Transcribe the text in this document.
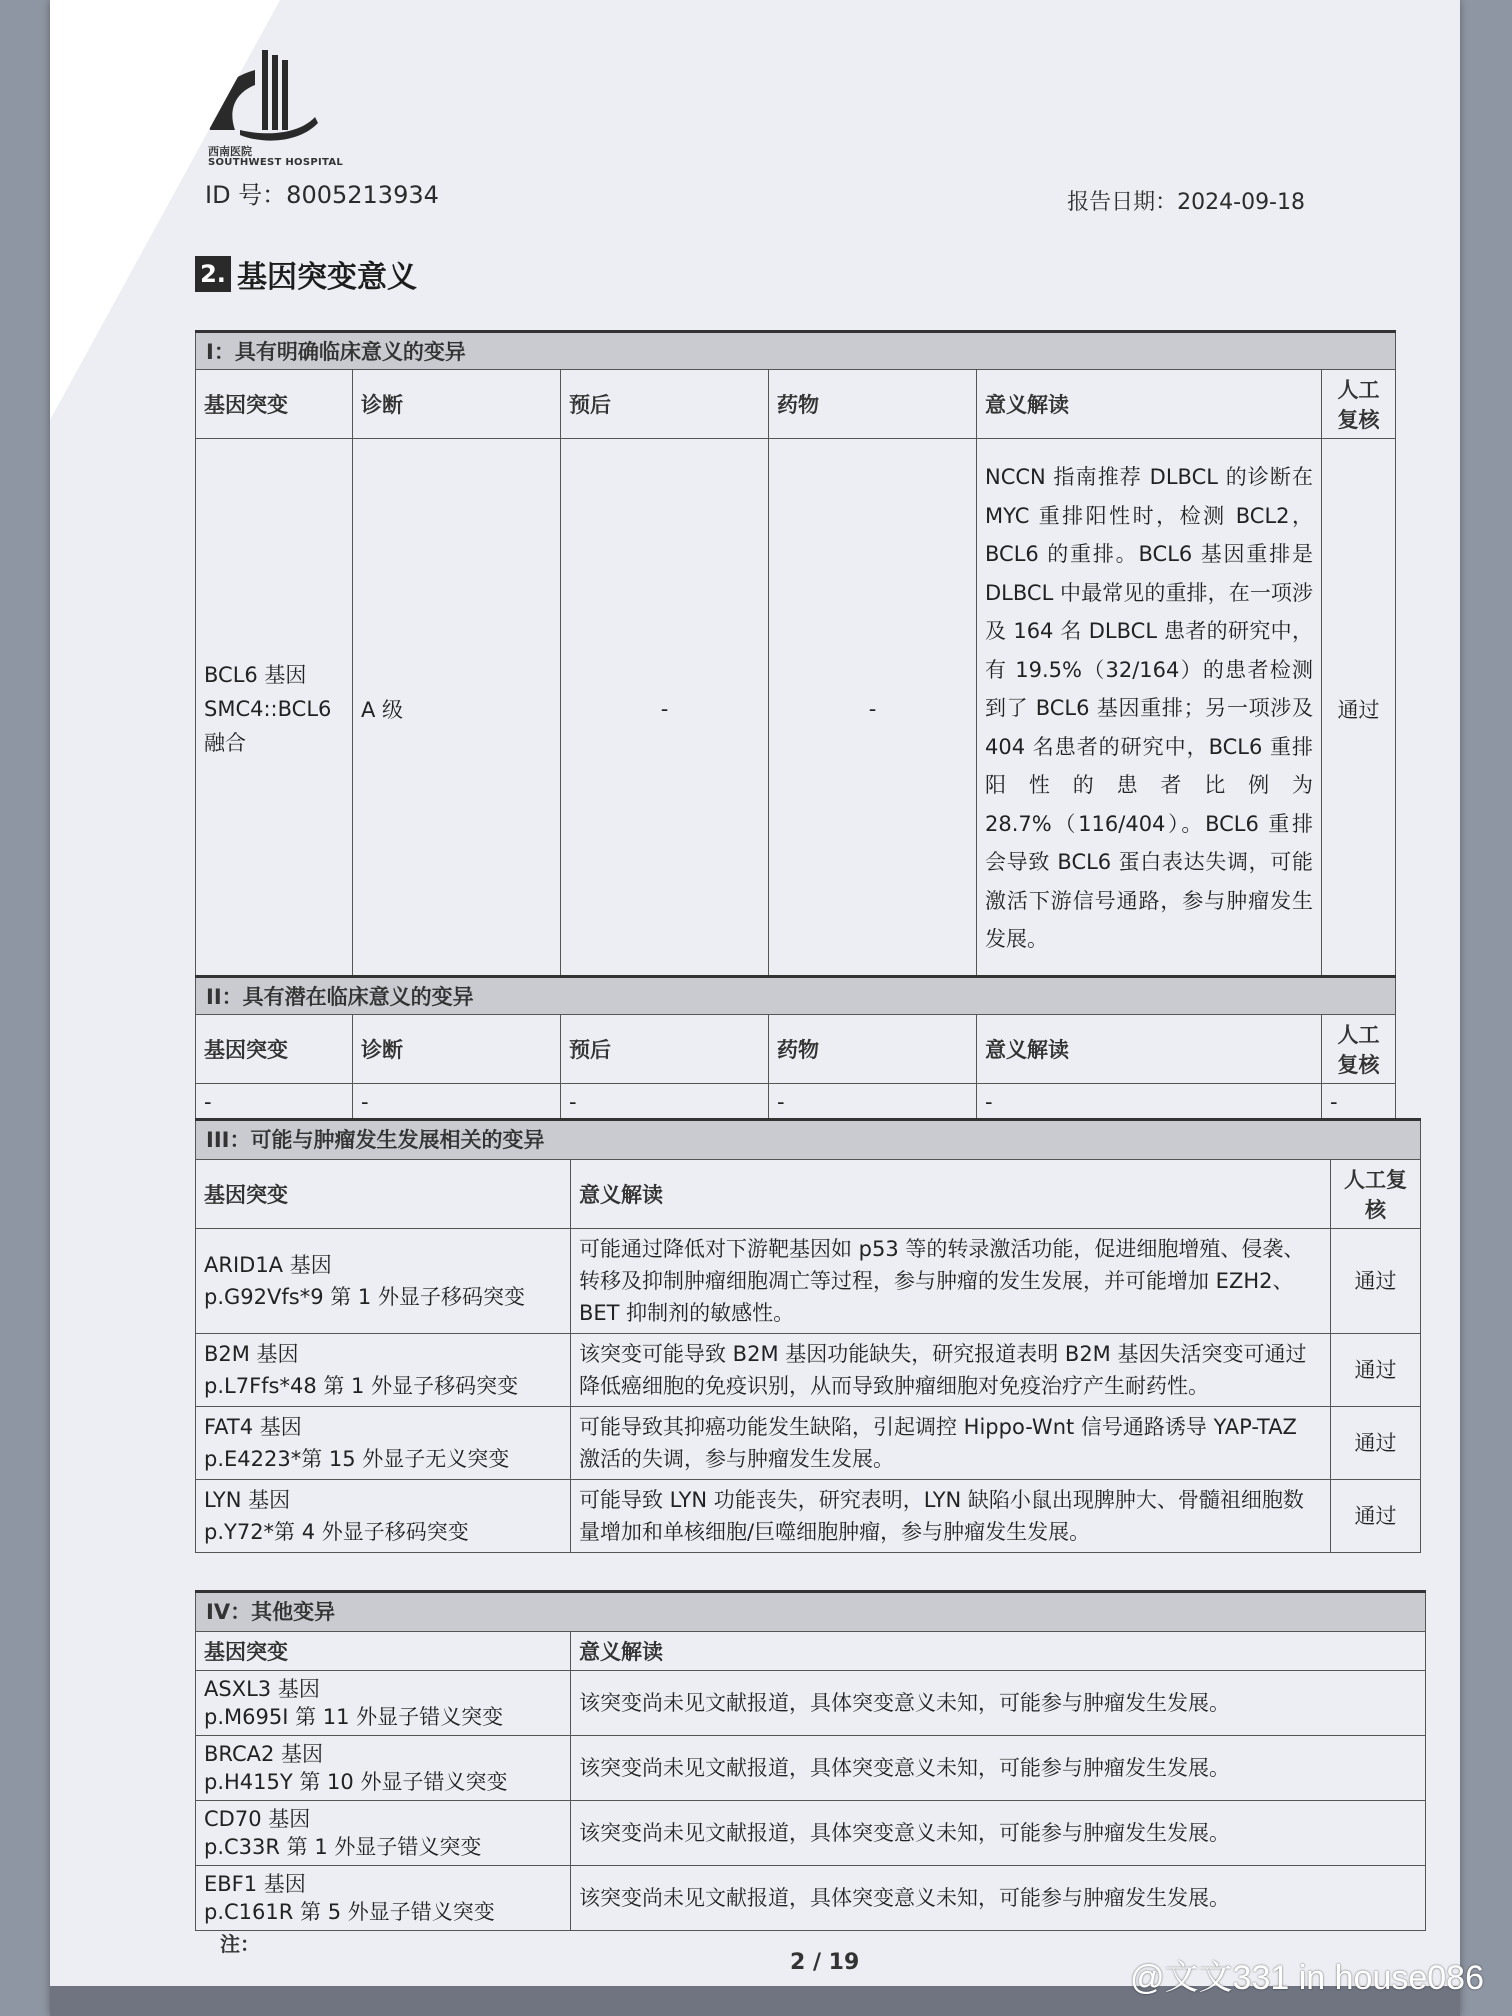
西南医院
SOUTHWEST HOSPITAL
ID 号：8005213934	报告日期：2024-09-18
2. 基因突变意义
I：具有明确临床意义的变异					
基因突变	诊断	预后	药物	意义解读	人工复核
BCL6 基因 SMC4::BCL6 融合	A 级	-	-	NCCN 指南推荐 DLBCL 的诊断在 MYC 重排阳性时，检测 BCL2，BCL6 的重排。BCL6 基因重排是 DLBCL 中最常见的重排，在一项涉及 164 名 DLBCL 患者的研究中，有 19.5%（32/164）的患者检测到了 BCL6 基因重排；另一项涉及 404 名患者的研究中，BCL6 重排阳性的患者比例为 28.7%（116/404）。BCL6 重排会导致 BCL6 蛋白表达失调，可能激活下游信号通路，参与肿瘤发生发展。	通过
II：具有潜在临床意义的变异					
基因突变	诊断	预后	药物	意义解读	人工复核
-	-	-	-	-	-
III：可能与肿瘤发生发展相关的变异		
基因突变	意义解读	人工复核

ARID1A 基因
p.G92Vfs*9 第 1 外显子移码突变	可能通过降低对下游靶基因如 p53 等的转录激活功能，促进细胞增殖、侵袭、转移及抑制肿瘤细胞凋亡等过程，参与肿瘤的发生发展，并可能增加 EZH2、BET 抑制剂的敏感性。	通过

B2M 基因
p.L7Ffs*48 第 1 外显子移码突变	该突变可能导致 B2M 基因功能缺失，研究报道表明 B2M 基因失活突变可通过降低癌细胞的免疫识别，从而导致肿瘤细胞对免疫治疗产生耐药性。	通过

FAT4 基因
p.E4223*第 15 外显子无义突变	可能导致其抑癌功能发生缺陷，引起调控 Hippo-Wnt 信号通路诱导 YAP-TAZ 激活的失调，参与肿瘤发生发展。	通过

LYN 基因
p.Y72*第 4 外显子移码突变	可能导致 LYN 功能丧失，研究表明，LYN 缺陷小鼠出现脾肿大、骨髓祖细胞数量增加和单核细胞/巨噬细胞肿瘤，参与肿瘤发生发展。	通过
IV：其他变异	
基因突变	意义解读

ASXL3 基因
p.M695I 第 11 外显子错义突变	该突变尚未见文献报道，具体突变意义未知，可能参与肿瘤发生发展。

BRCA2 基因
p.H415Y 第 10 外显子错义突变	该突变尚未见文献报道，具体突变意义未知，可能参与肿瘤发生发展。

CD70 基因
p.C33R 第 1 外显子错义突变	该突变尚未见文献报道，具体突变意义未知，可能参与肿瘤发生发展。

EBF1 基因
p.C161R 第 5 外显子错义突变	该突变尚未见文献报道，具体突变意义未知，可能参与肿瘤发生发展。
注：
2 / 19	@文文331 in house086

→ **EXERCISE DETAILS**: Could you reproduce every record above exactly, leaving out the pictures?

→ **RESPONSE TO THE EXERCISE**:
Transcribe the text in this document.
西南医院
SOUTHWEST HOSPITAL
ID 号：8005213934	报告日期：2024-09-18
2. 基因突变意义
I：具有明确临床意义的变异					
基因突变	诊断	预后	药物	意义解读	人工复核
BCL6 基因 SMC4::BCL6 融合	A 级	-	-	NCCN 指南推荐 DLBCL 的诊断在 MYC 重排阳性时，检测 BCL2，BCL6 的重排。BCL6 基因重排是 DLBCL 中最常见的重排，在一项涉及 164 名 DLBCL 患者的研究中，有 19.5%（32/164）的患者检测到了 BCL6 基因重排；另一项涉及 404 名患者的研究中，BCL6 重排阳性的患者比例为 28.7%（116/404）。BCL6 重排会导致 BCL6 蛋白表达失调，可能激活下游信号通路，参与肿瘤发生发展。	通过
II：具有潜在临床意义的变异					
基因突变	诊断	预后	药物	意义解读	人工复核
-	-	-	-	-	-
III：可能与肿瘤发生发展相关的变异		
基因突变	意义解读	人工复核

ARID1A 基因
p.G92Vfs*9 第 1 外显子移码突变	可能通过降低对下游靶基因如 p53 等的转录激活功能，促进细胞增殖、侵袭、转移及抑制肿瘤细胞凋亡等过程，参与肿瘤的发生发展，并可能增加 EZH2、BET 抑制剂的敏感性。	通过

B2M 基因
p.L7Ffs*48 第 1 外显子移码突变	该突变可能导致 B2M 基因功能缺失，研究报道表明 B2M 基因失活突变可通过降低癌细胞的免疫识别，从而导致肿瘤细胞对免疫治疗产生耐药性。	通过

FAT4 基因
p.E4223*第 15 外显子无义突变	可能导致其抑癌功能发生缺陷，引起调控 Hippo-Wnt 信号通路诱导 YAP-TAZ 激活的失调，参与肿瘤发生发展。	通过

LYN 基因
p.Y72*第 4 外显子移码突变	可能导致 LYN 功能丧失，研究表明，LYN 缺陷小鼠出现脾肿大、骨髓祖细胞数量增加和单核细胞/巨噬细胞肿瘤，参与肿瘤发生发展。	通过
IV：其他变异	
基因突变	意义解读

ASXL3 基因
p.M695I 第 11 外显子错义突变	该突变尚未见文献报道，具体突变意义未知，可能参与肿瘤发生发展。

BRCA2 基因
p.H415Y 第 10 外显子错义突变	该突变尚未见文献报道，具体突变意义未知，可能参与肿瘤发生发展。

CD70 基因
p.C33R 第 1 外显子错义突变	该突变尚未见文献报道，具体突变意义未知，可能参与肿瘤发生发展。

EBF1 基因
p.C161R 第 5 外显子错义突变	该突变尚未见文献报道，具体突变意义未知，可能参与肿瘤发生发展。
注：
2 / 19	@文文331 in house086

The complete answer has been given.